(GIVEN DATA)

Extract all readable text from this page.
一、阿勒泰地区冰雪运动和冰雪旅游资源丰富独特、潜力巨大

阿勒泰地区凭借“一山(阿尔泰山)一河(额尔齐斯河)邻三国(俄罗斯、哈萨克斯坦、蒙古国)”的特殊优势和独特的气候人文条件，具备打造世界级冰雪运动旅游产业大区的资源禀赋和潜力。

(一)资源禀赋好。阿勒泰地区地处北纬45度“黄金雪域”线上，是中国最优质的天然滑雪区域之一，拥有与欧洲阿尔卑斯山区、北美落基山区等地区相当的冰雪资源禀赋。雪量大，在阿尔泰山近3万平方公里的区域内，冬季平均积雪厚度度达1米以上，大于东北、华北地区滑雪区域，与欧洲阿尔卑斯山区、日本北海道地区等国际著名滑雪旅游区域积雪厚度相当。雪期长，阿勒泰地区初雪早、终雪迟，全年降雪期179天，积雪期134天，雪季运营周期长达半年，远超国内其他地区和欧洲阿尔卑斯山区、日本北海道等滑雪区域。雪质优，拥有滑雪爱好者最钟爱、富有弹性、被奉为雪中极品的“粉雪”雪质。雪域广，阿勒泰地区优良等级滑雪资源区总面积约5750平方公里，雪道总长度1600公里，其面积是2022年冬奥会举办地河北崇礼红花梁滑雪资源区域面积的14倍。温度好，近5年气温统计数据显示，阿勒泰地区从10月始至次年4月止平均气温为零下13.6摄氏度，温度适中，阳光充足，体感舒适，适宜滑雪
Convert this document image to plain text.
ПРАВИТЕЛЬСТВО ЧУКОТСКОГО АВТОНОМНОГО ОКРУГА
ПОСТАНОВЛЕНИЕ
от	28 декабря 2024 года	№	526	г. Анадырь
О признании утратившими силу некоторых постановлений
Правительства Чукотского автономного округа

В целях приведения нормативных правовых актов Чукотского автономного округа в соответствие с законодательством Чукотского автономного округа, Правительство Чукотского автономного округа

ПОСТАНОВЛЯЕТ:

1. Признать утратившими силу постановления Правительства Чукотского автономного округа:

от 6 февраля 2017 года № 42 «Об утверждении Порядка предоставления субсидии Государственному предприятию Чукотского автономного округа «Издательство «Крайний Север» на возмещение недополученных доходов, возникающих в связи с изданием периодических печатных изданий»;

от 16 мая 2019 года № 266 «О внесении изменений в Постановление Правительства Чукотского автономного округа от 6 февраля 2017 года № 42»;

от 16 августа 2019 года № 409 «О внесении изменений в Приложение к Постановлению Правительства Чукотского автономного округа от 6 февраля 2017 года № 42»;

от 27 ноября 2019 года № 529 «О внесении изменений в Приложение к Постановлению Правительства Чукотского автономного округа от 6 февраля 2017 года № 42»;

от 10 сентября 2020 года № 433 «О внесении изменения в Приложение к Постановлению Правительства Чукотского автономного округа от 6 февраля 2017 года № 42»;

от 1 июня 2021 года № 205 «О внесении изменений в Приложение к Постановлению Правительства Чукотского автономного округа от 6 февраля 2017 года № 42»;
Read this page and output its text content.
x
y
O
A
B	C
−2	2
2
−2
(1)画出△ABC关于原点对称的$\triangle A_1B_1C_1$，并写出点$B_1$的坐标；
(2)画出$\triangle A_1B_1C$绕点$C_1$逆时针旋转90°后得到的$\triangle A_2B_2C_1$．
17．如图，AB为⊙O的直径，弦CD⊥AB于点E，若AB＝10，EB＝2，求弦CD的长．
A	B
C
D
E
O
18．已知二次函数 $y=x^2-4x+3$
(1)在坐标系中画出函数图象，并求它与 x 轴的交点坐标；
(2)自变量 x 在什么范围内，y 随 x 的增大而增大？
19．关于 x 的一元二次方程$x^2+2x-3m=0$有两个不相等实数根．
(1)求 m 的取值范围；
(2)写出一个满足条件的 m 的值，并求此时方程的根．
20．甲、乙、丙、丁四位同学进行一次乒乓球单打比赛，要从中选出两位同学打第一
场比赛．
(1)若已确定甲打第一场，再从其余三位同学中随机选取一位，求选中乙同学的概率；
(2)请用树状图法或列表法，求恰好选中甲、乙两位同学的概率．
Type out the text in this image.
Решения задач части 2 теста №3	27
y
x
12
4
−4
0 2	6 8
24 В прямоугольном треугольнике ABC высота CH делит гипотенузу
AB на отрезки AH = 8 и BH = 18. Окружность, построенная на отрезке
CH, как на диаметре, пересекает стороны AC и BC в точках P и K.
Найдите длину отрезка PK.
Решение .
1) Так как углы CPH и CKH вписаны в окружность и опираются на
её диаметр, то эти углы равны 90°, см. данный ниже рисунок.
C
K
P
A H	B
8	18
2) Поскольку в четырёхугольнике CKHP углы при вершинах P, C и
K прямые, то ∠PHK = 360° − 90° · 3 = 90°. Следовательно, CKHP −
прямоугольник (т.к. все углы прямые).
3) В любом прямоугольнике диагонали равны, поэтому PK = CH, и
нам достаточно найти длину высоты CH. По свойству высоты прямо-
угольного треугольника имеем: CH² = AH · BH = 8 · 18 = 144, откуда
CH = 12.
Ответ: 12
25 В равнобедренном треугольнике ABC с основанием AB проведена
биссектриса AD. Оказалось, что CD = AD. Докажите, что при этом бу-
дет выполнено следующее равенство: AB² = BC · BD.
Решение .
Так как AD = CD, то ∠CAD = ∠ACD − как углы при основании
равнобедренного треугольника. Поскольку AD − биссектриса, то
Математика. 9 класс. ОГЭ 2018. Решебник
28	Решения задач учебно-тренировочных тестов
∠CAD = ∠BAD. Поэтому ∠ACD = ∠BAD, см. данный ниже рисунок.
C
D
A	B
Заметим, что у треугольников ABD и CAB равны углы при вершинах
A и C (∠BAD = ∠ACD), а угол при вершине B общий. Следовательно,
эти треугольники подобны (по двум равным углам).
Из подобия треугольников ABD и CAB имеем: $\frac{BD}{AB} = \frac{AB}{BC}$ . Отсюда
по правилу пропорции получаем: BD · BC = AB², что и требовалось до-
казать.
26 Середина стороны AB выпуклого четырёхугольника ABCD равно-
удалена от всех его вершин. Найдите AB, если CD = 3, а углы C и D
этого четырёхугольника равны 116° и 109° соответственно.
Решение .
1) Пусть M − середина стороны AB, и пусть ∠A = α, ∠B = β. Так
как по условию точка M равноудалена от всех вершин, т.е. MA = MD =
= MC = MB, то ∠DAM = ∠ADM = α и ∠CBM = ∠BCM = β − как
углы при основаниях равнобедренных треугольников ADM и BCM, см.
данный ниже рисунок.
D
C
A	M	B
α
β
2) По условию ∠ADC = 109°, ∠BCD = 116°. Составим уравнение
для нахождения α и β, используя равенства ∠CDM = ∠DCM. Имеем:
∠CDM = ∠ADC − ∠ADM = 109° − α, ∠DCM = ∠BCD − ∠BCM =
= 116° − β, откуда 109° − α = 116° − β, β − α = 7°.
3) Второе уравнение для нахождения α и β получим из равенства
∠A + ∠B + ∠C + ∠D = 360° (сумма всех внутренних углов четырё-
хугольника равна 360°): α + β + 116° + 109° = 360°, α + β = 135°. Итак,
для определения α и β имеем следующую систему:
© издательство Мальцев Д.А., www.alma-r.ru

(INSTRUCTION) How many lines in the data contain the string "text"? Respond with the number only.

(TASK ANSWER) 4